Task objective |
For each line that holds "carried", copy the line out.
╭─ Provided data
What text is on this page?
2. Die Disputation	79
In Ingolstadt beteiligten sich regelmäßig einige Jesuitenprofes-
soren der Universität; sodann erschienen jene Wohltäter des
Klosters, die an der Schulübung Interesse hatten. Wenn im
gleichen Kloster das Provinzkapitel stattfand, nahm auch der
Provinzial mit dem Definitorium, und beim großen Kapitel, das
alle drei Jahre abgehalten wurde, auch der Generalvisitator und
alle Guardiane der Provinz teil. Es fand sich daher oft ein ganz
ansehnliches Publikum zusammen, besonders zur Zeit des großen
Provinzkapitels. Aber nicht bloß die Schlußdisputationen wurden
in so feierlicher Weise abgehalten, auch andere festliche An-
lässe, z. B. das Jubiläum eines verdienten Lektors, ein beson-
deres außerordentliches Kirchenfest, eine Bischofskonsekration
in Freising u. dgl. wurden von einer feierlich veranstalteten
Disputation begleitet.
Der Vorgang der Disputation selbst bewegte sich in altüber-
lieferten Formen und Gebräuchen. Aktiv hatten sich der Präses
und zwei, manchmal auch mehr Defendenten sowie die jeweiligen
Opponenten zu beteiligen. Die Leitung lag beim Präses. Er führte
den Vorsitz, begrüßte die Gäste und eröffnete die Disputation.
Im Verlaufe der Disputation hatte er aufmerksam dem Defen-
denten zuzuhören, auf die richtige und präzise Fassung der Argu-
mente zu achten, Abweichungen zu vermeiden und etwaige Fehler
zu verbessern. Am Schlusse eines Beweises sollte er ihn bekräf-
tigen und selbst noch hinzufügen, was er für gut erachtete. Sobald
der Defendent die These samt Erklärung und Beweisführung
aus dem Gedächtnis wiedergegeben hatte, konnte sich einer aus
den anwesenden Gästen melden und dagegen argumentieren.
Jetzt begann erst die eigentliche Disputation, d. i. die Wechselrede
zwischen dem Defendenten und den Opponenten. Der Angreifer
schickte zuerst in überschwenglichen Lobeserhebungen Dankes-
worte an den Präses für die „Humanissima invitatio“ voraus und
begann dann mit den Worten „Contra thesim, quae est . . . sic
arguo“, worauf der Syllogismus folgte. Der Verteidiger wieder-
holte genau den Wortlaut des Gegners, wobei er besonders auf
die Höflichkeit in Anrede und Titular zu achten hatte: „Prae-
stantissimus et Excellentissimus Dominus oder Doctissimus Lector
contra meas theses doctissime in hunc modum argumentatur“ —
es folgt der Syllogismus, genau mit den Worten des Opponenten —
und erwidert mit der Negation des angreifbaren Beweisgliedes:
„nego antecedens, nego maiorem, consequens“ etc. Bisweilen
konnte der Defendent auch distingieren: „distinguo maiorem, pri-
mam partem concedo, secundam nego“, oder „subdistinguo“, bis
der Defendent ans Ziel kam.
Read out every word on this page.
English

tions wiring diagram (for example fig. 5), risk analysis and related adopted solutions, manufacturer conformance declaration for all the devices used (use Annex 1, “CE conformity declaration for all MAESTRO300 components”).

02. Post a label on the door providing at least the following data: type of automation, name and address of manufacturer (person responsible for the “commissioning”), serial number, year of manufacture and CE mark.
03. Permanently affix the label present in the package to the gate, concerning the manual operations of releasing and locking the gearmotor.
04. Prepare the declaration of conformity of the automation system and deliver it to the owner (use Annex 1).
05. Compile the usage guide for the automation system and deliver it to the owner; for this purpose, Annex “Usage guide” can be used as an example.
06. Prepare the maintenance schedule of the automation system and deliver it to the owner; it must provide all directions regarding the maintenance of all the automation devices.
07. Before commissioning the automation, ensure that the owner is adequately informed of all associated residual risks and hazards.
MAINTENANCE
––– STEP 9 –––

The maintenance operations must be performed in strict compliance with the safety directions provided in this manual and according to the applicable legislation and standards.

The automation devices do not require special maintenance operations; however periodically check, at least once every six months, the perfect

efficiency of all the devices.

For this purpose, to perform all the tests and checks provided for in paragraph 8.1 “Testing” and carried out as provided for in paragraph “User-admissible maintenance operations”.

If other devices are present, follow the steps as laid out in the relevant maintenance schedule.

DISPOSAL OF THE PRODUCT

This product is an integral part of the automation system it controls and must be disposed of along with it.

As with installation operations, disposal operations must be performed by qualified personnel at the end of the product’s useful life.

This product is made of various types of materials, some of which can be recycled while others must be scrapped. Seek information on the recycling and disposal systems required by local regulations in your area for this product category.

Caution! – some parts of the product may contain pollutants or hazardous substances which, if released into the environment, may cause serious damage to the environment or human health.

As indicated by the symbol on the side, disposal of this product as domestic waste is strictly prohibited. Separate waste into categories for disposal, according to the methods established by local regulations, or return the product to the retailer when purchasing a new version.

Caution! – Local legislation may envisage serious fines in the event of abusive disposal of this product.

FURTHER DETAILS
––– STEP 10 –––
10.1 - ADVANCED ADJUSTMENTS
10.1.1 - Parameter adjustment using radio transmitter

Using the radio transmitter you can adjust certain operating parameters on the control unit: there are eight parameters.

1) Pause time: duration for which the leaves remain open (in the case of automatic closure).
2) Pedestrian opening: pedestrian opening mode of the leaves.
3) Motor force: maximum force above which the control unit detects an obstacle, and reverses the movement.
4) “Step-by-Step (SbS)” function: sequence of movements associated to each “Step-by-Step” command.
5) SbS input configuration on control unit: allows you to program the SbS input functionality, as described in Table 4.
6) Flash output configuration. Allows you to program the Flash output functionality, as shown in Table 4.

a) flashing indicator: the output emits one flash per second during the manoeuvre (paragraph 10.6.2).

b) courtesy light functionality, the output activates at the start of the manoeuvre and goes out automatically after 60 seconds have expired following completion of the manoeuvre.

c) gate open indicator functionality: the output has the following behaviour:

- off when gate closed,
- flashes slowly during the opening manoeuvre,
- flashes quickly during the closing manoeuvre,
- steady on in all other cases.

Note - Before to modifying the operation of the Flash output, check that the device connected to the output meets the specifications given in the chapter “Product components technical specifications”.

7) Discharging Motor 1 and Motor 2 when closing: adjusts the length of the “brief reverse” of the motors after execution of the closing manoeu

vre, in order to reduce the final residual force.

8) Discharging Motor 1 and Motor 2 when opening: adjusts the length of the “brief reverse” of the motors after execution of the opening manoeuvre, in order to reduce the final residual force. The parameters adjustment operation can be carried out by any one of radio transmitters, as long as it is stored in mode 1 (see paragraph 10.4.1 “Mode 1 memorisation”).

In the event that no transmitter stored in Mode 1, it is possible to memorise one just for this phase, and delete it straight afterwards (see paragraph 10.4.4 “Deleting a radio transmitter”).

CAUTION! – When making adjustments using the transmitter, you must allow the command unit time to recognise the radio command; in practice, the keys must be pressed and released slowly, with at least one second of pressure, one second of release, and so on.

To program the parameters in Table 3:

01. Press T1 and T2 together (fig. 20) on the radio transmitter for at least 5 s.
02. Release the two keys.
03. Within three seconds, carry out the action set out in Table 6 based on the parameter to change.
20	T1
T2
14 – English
╰─
Written answer |
For this purpose, to perform all the tests and checks provided for in paragraph 8.1 “Testing” and carried out as provided for in paragraph “User-admissible maintenance operations”.
8) Discharging Motor 1 and Motor 2 when opening: adjusts the length of the “brief reverse” of the motors after execution of the opening manoeuvre, in order to reduce the final residual force. The parameters adjustment operation can be carried out by any one of radio transmitters, as long as it is stored in mode 1 (see paragraph 10.4.1 “Mode 1 memorisation”).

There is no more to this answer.